# [Short exercise]
Reproduce all the entries exactly.

# [Material to process]
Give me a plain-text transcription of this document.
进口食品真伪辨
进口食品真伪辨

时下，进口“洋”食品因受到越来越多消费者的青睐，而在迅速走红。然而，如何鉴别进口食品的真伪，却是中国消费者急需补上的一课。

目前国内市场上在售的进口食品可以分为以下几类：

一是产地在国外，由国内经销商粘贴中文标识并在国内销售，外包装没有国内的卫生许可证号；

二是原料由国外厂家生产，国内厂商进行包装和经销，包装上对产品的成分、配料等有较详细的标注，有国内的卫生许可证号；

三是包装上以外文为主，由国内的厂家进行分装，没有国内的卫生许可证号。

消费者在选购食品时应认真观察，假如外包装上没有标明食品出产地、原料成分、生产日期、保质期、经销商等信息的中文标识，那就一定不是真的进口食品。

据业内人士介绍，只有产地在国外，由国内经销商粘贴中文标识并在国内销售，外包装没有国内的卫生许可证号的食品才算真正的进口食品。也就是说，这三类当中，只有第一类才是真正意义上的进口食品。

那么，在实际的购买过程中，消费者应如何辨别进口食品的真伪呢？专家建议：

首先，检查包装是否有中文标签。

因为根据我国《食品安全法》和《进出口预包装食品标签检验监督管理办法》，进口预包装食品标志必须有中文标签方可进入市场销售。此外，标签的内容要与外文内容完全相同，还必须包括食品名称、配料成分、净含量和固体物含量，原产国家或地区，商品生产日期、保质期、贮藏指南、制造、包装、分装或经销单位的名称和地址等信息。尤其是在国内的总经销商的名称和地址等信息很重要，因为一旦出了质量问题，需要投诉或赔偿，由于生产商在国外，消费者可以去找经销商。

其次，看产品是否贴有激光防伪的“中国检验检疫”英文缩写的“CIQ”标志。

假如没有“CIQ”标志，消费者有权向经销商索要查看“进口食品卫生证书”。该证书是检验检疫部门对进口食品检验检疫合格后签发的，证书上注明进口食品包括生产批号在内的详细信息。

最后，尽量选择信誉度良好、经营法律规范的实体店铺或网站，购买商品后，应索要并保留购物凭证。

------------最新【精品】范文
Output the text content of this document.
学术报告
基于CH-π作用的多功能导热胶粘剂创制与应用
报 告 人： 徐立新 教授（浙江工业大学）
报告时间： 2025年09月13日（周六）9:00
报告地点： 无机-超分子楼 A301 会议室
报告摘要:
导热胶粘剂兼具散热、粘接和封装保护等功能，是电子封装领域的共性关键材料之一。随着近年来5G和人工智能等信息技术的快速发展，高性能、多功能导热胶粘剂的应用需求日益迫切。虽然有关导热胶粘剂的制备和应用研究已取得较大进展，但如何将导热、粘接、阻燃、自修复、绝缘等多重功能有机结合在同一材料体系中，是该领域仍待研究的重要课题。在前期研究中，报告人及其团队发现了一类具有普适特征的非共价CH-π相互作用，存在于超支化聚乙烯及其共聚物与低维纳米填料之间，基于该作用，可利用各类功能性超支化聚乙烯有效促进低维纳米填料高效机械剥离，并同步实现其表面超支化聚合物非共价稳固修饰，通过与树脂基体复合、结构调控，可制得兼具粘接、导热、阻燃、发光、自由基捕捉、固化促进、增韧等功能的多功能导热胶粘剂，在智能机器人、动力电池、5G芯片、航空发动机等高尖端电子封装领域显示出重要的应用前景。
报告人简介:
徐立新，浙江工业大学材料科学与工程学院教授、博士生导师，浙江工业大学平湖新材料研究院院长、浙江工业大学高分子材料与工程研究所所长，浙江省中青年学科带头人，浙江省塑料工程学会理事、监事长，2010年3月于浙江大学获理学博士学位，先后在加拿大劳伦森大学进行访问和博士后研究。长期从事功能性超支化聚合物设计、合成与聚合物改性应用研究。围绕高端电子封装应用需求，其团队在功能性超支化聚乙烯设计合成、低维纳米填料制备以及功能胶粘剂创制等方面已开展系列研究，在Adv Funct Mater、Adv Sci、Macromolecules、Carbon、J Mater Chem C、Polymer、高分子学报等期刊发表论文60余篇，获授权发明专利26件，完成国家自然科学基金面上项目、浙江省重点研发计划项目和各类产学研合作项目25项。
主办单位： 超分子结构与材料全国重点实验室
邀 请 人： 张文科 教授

# [Completed exercise]
Give me a plain-text transcription of this document.
进口食品真伪辨
进口食品真伪辨

时下，进口“洋”食品因受到越来越多消费者的青睐，而在迅速走红。然而，如何鉴别进口食品的真伪，却是中国消费者急需补上的一课。

目前国内市场上在售的进口食品可以分为以下几类：

一是产地在国外，由国内经销商粘贴中文标识并在国内销售，外包装没有国内的卫生许可证号；

二是原料由国外厂家生产，国内厂商进行包装和经销，包装上对产品的成分、配料等有较详细的标注，有国内的卫生许可证号；

三是包装上以外文为主，由国内的厂家进行分装，没有国内的卫生许可证号。

消费者在选购食品时应认真观察，假如外包装上没有标明食品出产地、原料成分、生产日期、保质期、经销商等信息的中文标识，那就一定不是真的进口食品。

据业内人士介绍，只有产地在国外，由国内经销商粘贴中文标识并在国内销售，外包装没有国内的卫生许可证号的食品才算真正的进口食品。也就是说，这三类当中，只有第一类才是真正意义上的进口食品。

那么，在实际的购买过程中，消费者应如何辨别进口食品的真伪呢？专家建议：

首先，检查包装是否有中文标签。

因为根据我国《食品安全法》和《进出口预包装食品标签检验监督管理办法》，进口预包装食品标志必须有中文标签方可进入市场销售。此外，标签的内容要与外文内容完全相同，还必须包括食品名称、配料成分、净含量和固体物含量，原产国家或地区，商品生产日期、保质期、贮藏指南、制造、包装、分装或经销单位的名称和地址等信息。尤其是在国内的总经销商的名称和地址等信息很重要，因为一旦出了质量问题，需要投诉或赔偿，由于生产商在国外，消费者可以去找经销商。

其次，看产品是否贴有激光防伪的“中国检验检疫”英文缩写的“CIQ”标志。

假如没有“CIQ”标志，消费者有权向经销商索要查看“进口食品卫生证书”。该证书是检验检疫部门对进口食品检验检疫合格后签发的，证书上注明进口食品包括生产批号在内的详细信息。

最后，尽量选择信誉度良好、经营法律规范的实体店铺或网站，购买商品后，应索要并保留购物凭证。

------------最新【精品】范文
Output the text content of this document.
学术报告
基于CH-π作用的多功能导热胶粘剂创制与应用
报 告 人： 徐立新 教授（浙江工业大学）
报告时间： 2025年09月13日（周六）9:00
报告地点： 无机-超分子楼 A301 会议室
报告摘要:
导热胶粘剂兼具散热、粘接和封装保护等功能，是电子封装领域的共性关键材料之一。随着近年来5G和人工智能等信息技术的快速发展，高性能、多功能导热胶粘剂的应用需求日益迫切。虽然有关导热胶粘剂的制备和应用研究已取得较大进展，但如何将导热、粘接、阻燃、自修复、绝缘等多重功能有机结合在同一材料体系中，是该领域仍待研究的重要课题。在前期研究中，报告人及其团队发现了一类具有普适特征的非共价CH-π相互作用，存在于超支化聚乙烯及其共聚物与低维纳米填料之间，基于该作用，可利用各类功能性超支化聚乙烯有效促进低维纳米填料高效机械剥离，并同步实现其表面超支化聚合物非共价稳固修饰，通过与树脂基体复合、结构调控，可制得兼具粘接、导热、阻燃、发光、自由基捕捉、固化促进、增韧等功能的多功能导热胶粘剂，在智能机器人、动力电池、5G芯片、航空发动机等高尖端电子封装领域显示出重要的应用前景。
报告人简介:
徐立新，浙江工业大学材料科学与工程学院教授、博士生导师，浙江工业大学平湖新材料研究院院长、浙江工业大学高分子材料与工程研究所所长，浙江省中青年学科带头人，浙江省塑料工程学会理事、监事长，2010年3月于浙江大学获理学博士学位，先后在加拿大劳伦森大学进行访问和博士后研究。长期从事功能性超支化聚合物设计、合成与聚合物改性应用研究。围绕高端电子封装应用需求，其团队在功能性超支化聚乙烯设计合成、低维纳米填料制备以及功能胶粘剂创制等方面已开展系列研究，在Adv Funct Mater、Adv Sci、Macromolecules、Carbon、J Mater Chem C、Polymer、高分子学报等期刊发表论文60余篇，获授权发明专利26件，完成国家自然科学基金面上项目、浙江省重点研发计划项目和各类产学研合作项目25项。
主办单位： 超分子结构与材料全国重点实验室
邀 请 人： 张文科 教授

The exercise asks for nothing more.